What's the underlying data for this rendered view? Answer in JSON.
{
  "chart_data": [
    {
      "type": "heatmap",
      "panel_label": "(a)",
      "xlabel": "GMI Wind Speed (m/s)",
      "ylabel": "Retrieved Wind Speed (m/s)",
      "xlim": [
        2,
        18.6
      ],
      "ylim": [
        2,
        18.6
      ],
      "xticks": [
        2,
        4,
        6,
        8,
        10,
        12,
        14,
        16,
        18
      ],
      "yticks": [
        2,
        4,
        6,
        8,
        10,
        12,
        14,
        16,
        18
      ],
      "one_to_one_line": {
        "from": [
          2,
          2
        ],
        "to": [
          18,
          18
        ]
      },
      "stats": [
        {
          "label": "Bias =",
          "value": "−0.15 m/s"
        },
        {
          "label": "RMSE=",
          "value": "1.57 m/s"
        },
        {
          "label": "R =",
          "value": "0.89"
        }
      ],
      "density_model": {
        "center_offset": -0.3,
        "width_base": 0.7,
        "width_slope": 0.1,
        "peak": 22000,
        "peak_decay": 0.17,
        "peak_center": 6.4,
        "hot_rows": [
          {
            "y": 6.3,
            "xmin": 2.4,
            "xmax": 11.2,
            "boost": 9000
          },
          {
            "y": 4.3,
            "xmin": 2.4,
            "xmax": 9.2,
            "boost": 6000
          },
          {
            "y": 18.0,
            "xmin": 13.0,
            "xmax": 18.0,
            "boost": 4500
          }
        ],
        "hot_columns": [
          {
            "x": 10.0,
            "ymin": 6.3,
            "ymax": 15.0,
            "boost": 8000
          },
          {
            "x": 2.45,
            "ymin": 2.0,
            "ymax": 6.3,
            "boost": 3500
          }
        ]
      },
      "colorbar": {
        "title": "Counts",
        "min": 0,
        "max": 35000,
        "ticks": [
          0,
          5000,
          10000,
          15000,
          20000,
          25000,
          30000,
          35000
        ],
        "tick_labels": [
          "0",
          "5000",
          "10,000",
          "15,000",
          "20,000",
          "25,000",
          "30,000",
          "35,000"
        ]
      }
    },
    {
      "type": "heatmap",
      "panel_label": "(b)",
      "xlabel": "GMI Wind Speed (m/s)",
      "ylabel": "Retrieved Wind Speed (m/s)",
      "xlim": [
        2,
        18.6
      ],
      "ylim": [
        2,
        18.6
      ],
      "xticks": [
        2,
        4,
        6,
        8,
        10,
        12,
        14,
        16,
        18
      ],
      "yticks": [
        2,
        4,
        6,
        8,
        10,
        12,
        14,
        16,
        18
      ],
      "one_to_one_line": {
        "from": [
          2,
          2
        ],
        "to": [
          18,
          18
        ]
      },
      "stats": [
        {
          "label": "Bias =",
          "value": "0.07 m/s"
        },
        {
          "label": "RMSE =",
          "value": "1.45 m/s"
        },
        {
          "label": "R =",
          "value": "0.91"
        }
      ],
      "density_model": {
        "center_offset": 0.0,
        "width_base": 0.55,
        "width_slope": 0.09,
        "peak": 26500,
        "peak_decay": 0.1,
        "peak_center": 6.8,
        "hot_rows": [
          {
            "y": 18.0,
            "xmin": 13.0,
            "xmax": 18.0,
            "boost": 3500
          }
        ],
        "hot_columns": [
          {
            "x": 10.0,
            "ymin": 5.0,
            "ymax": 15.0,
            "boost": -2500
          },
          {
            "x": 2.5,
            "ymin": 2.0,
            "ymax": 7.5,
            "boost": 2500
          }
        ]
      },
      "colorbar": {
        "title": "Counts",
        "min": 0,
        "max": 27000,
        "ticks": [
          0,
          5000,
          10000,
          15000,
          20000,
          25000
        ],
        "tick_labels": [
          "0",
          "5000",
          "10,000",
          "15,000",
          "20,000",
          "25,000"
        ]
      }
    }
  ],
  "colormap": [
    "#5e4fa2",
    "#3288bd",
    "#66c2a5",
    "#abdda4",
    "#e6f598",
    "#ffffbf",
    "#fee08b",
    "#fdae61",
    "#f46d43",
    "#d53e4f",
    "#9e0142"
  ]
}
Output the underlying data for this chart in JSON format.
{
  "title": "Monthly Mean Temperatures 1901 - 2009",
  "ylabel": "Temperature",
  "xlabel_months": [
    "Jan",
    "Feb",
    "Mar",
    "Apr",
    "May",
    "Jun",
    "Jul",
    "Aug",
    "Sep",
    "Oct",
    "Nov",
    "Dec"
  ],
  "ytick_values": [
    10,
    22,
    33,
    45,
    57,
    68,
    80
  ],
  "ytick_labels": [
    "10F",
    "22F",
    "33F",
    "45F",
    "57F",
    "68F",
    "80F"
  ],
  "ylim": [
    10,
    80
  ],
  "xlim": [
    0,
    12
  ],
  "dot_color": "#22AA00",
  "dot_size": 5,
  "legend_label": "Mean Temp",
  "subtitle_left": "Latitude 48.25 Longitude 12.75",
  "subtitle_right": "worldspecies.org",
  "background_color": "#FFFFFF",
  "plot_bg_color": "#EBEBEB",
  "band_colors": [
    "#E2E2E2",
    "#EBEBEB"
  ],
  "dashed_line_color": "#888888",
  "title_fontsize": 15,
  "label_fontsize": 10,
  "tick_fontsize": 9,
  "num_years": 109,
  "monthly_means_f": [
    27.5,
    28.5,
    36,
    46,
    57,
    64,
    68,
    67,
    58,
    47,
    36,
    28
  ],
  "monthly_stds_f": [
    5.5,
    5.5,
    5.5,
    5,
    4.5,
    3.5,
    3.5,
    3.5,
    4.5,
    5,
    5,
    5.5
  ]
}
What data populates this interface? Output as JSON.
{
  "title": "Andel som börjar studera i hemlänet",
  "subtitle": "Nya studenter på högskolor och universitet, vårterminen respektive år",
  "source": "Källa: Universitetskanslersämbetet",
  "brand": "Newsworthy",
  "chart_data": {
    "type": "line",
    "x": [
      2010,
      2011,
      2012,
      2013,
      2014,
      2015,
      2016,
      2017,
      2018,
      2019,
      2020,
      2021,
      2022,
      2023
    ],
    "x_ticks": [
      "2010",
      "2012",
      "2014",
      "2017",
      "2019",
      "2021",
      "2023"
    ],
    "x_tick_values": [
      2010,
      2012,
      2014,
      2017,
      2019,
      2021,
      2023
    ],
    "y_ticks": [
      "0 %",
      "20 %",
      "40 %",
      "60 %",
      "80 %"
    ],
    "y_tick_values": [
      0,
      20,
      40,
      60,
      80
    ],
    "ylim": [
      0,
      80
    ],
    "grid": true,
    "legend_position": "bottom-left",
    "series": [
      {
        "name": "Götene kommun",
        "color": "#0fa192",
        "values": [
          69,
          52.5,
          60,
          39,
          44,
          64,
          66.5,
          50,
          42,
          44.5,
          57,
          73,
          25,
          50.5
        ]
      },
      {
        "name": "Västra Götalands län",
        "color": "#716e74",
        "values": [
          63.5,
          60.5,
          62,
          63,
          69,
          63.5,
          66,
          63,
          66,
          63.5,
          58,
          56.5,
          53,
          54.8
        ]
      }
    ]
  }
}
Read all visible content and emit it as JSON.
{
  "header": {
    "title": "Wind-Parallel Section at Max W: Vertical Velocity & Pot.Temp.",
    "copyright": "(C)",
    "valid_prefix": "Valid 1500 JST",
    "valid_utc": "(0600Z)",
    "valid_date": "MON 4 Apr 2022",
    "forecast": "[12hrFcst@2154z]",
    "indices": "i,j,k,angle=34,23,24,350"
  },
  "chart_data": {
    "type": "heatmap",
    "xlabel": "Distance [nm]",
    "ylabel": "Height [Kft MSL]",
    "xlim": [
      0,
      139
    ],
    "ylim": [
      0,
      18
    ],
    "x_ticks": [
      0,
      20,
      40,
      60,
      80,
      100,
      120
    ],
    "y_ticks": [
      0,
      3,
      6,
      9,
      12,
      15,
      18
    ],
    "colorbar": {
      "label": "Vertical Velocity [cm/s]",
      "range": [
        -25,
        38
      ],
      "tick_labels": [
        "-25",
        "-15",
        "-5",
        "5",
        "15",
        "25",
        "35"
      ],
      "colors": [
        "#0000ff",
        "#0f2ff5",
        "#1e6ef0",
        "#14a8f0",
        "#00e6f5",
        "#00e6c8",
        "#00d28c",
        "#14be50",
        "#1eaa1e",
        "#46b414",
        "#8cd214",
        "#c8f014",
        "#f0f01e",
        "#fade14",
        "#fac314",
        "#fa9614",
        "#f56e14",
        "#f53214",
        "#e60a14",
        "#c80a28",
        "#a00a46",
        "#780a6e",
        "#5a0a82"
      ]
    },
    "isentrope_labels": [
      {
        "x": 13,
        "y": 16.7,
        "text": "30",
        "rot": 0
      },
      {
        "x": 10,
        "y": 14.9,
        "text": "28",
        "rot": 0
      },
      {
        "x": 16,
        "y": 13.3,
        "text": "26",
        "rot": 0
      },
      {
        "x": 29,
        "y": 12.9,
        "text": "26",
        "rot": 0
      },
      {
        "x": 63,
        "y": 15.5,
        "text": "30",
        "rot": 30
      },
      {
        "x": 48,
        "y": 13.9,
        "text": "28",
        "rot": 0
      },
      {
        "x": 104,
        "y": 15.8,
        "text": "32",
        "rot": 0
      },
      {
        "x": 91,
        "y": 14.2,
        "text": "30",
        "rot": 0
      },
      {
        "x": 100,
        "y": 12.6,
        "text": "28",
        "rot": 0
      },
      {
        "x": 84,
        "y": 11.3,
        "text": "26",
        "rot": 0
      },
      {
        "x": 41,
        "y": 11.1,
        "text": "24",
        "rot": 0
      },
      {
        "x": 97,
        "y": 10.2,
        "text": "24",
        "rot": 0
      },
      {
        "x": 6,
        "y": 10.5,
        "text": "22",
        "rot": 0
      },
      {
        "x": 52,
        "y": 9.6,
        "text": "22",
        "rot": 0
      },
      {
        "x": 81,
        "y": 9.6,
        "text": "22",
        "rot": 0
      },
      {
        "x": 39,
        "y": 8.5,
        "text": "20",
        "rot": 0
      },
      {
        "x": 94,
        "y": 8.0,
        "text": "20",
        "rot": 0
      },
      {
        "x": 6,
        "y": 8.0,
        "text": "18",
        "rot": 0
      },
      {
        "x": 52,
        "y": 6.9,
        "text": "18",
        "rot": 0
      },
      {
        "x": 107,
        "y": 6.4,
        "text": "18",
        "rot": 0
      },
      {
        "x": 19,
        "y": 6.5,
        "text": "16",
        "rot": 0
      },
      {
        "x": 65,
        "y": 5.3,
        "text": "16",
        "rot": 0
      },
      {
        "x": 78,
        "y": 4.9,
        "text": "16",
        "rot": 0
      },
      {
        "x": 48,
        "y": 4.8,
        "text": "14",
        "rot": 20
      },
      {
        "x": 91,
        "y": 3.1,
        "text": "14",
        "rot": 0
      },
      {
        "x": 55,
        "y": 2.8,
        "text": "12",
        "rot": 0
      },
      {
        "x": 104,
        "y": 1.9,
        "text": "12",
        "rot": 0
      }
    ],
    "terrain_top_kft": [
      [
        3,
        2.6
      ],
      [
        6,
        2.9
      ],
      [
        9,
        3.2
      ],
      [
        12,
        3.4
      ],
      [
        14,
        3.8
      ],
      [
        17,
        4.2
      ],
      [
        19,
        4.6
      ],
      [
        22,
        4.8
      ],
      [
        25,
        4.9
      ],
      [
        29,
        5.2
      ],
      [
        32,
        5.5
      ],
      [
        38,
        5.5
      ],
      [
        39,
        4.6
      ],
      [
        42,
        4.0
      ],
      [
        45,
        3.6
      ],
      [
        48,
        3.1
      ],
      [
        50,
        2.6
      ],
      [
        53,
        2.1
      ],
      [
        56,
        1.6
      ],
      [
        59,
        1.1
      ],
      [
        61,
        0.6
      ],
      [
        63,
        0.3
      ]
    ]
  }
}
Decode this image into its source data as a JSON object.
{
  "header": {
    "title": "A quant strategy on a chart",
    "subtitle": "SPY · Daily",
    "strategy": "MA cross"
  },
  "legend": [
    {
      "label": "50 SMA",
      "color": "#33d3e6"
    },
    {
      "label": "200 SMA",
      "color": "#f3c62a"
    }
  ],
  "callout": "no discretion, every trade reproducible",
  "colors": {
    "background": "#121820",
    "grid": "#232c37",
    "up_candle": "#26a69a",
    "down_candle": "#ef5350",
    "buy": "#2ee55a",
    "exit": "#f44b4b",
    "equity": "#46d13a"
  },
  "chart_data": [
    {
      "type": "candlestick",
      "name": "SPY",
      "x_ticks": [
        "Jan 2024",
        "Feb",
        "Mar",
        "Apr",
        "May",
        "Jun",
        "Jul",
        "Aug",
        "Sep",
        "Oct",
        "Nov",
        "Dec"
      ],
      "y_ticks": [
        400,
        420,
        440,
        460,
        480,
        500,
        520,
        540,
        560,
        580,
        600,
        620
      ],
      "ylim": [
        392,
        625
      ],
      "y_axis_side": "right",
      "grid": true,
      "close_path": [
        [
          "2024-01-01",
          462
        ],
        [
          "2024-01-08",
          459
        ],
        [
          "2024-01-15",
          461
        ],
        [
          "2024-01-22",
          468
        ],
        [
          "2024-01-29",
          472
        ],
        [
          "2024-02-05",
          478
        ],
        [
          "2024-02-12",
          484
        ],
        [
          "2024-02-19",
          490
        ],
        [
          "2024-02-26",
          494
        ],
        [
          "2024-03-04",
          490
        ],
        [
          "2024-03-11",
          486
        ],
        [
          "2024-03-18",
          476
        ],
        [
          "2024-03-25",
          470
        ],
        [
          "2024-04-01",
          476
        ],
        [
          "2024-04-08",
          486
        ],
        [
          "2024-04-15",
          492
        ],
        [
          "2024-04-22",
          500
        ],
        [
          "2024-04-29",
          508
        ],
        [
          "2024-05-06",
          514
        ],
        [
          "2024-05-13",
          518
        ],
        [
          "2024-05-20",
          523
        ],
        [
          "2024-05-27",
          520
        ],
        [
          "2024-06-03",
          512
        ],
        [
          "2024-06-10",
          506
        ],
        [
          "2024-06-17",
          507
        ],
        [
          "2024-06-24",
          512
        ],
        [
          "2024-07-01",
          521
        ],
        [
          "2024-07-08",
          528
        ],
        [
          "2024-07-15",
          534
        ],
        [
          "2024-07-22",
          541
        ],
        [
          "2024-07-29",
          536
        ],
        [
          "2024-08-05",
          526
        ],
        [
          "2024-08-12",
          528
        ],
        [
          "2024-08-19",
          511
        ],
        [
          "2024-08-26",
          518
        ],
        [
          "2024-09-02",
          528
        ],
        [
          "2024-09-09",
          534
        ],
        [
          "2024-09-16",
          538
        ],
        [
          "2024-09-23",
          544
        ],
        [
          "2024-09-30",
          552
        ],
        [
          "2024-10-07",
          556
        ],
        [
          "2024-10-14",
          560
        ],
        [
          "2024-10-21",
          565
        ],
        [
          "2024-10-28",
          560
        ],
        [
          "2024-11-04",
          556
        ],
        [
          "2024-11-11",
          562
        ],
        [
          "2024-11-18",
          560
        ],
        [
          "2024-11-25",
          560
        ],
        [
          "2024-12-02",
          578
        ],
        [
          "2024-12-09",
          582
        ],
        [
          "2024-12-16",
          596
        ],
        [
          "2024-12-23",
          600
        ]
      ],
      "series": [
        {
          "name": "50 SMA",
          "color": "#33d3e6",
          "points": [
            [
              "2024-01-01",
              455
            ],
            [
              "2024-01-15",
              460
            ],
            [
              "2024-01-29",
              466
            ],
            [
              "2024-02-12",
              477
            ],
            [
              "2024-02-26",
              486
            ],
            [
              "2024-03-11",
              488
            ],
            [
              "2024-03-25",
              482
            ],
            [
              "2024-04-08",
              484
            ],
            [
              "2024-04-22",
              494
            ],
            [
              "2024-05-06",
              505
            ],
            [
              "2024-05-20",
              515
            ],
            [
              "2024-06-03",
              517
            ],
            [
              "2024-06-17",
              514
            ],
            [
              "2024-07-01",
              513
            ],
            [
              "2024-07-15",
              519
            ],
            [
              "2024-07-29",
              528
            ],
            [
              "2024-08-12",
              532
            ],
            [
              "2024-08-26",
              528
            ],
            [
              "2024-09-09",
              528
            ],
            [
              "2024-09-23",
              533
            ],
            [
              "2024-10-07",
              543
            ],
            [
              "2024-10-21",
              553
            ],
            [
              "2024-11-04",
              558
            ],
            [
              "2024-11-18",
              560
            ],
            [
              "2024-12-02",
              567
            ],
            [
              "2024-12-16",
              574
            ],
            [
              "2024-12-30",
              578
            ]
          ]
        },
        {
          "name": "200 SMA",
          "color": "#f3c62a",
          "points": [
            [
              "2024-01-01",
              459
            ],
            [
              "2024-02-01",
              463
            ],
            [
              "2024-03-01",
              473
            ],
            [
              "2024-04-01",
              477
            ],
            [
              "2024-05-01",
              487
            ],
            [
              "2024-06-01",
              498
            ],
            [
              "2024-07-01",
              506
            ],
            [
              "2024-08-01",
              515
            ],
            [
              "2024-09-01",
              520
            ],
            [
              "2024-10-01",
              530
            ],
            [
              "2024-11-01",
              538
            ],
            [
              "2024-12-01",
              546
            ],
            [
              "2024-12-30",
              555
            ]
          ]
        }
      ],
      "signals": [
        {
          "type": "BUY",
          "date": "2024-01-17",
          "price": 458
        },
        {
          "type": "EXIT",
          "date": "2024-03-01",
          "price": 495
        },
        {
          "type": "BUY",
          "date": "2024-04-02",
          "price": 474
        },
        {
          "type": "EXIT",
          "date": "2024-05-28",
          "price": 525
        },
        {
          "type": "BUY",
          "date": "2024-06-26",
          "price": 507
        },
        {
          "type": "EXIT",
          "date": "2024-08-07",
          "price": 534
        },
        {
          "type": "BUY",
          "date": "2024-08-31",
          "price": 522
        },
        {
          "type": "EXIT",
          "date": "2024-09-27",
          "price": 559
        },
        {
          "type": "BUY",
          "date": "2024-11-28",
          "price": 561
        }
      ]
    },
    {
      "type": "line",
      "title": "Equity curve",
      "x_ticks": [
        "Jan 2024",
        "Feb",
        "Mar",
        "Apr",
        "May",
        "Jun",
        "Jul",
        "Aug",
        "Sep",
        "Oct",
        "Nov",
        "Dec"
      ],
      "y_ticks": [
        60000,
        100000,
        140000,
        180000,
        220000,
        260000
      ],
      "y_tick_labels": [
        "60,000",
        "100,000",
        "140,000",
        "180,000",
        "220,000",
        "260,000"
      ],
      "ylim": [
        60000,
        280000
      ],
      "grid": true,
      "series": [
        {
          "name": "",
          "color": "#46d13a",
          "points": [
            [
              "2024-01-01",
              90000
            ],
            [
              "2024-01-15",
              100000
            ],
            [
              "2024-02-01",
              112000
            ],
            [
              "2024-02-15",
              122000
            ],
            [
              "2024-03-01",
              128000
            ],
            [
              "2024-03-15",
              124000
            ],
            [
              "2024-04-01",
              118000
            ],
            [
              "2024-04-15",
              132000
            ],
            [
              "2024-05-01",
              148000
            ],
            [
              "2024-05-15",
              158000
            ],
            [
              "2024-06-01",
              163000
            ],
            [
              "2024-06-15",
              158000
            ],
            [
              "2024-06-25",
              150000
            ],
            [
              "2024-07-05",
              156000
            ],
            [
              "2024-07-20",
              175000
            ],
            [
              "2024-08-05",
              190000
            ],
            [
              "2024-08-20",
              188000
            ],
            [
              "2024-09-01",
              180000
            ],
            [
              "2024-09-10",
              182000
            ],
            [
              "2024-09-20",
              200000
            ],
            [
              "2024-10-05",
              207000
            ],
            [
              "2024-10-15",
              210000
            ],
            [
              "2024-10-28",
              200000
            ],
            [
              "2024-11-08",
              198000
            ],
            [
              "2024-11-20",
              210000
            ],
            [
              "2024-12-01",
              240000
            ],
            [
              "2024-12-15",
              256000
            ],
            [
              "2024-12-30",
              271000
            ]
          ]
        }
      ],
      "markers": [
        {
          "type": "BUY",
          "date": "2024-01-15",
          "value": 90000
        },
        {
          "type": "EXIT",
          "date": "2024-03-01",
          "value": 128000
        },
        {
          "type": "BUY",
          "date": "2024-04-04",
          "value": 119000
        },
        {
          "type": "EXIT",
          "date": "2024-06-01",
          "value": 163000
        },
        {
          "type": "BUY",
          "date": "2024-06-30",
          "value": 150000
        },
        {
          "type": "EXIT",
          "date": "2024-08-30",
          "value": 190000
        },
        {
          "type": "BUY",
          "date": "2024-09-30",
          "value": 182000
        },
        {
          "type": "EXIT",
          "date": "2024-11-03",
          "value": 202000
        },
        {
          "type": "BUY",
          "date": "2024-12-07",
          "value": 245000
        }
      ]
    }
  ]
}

----

### Written problem
In the records above, locate every line with the string "ylabel" and copy it.

### Task result
      "ylabel": "Retrieved Wind Speed (m/s)",
      "ylabel": "Retrieved Wind Speed (m/s)",
  "ylabel": "Temperature",
    "ylabel": "Height [Kft MSL]",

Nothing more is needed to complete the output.